EXERCISE OBJECTIVE — Restate the listing that follows word for word, without its pictures.
==========
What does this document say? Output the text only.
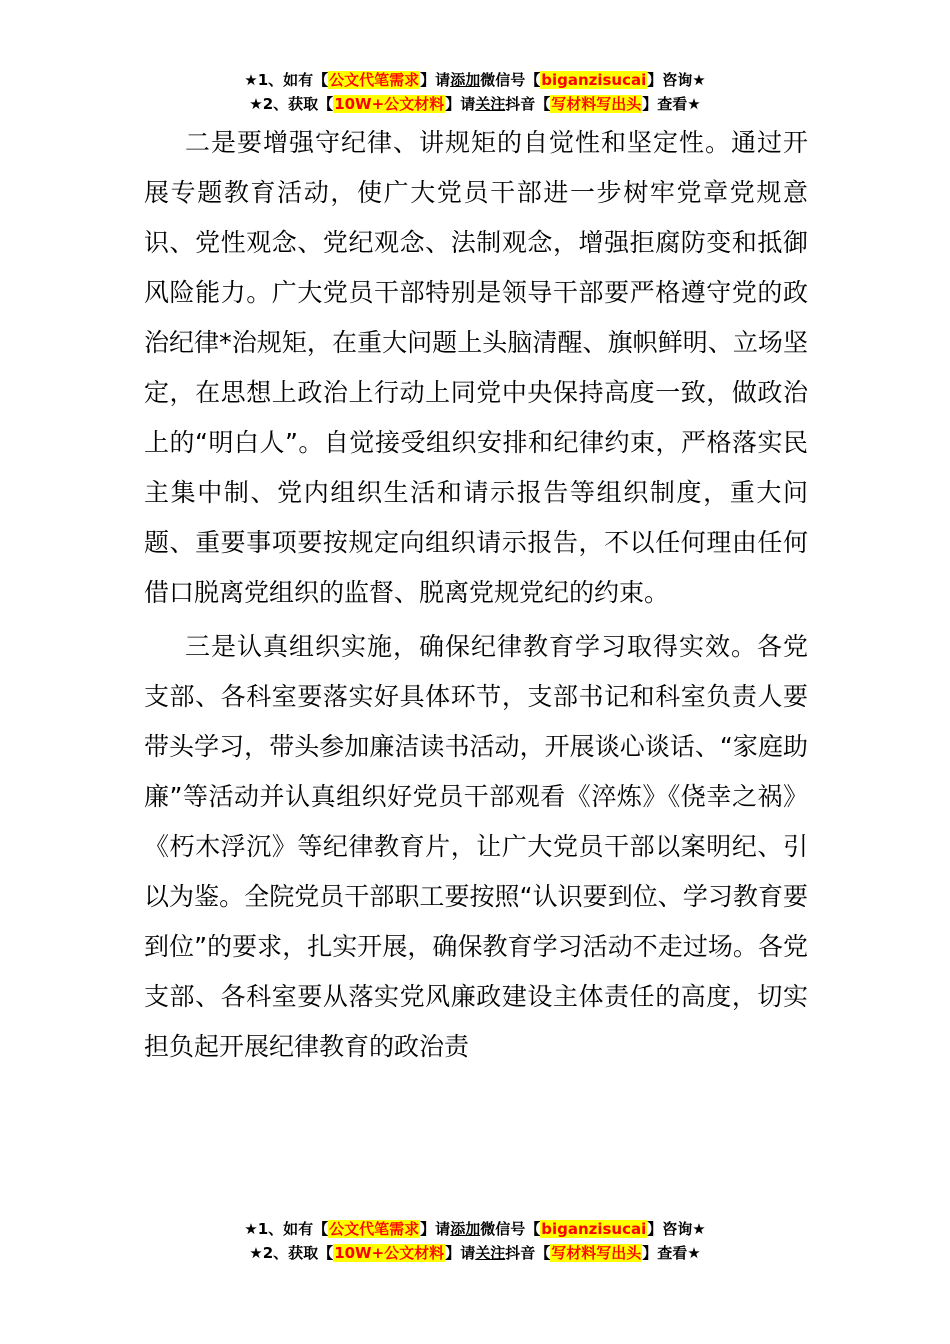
★1、如有【公文代笔需求】请添加微信号【biganzisucai】咨询★
★2、获取【10W+公文材料】请关注抖音【写材料写出头】查看★

二是要增强守纪律、讲规矩的自觉性和坚定性。通过开展专题教育活动，使广大党员干部进一步树牢党章党规意识、党性观念、党纪观念、法制观念，增强拒腐防变和抵御风险能力。广大党员干部特别是领导干部要严格遵守党的政治纪律*治规矩，在重大问题上头脑清醒、旗帜鲜明、立场坚定，在思想上政治上行动上同党中央保持高度一致，做政治上的“明白人”。自觉接受组织安排和纪律约束，严格落实民主集中制、党内组织生活和请示报告等组织制度，重大问题、重要事项要按规定向组织请示报告，不以任何理由任何借口脱离党组织的监督、脱离党规党纪的约束。

三是认真组织实施，确保纪律教育学习取得实效。各党支部、各科室要落实好具体环节，支部书记和科室负责人要带头学习，带头参加廉洁读书活动，开展谈心谈话、“家庭助廉”等活动并认真组织好党员干部观看《淬炼》《侥幸之祸》《朽木浮沉》等纪律教育片，让广大党员干部以案明纪、引以为鉴。全院党员干部职工要按照“认识要到位、学习教育要到位”的要求，扎实开展，确保教育学习活动不走过场。各党支部、各科室要从落实党风廉政建设主体责任的高度，切实担负起开展纪律教育的政治责

★1、如有【公文代笔需求】请添加微信号【biganzisucai】咨询★
★2、获取【10W+公文材料】请关注抖音【写材料写出头】查看★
==========
ANSWER TO THE TASK —
What does this document say? Output the text only.
★1、如有【公文代笔需求】请添加微信号【biganzisucai】咨询★
★2、获取【10W+公文材料】请关注抖音【写材料写出头】查看★

二是要增强守纪律、讲规矩的自觉性和坚定性。通过开展专题教育活动，使广大党员干部进一步树牢党章党规意识、党性观念、党纪观念、法制观念，增强拒腐防变和抵御风险能力。广大党员干部特别是领导干部要严格遵守党的政治纪律*治规矩，在重大问题上头脑清醒、旗帜鲜明、立场坚定，在思想上政治上行动上同党中央保持高度一致，做政治上的“明白人”。自觉接受组织安排和纪律约束，严格落实民主集中制、党内组织生活和请示报告等组织制度，重大问题、重要事项要按规定向组织请示报告，不以任何理由任何借口脱离党组织的监督、脱离党规党纪的约束。

三是认真组织实施，确保纪律教育学习取得实效。各党支部、各科室要落实好具体环节，支部书记和科室负责人要带头学习，带头参加廉洁读书活动，开展谈心谈话、“家庭助廉”等活动并认真组织好党员干部观看《淬炼》《侥幸之祸》《朽木浮沉》等纪律教育片，让广大党员干部以案明纪、引以为鉴。全院党员干部职工要按照“认识要到位、学习教育要到位”的要求，扎实开展，确保教育学习活动不走过场。各党支部、各科室要从落实党风廉政建设主体责任的高度，切实担负起开展纪律教育的政治责

★1、如有【公文代笔需求】请添加微信号【biganzisucai】咨询★
★2、获取【10W+公文材料】请关注抖音【写材料写出头】查看★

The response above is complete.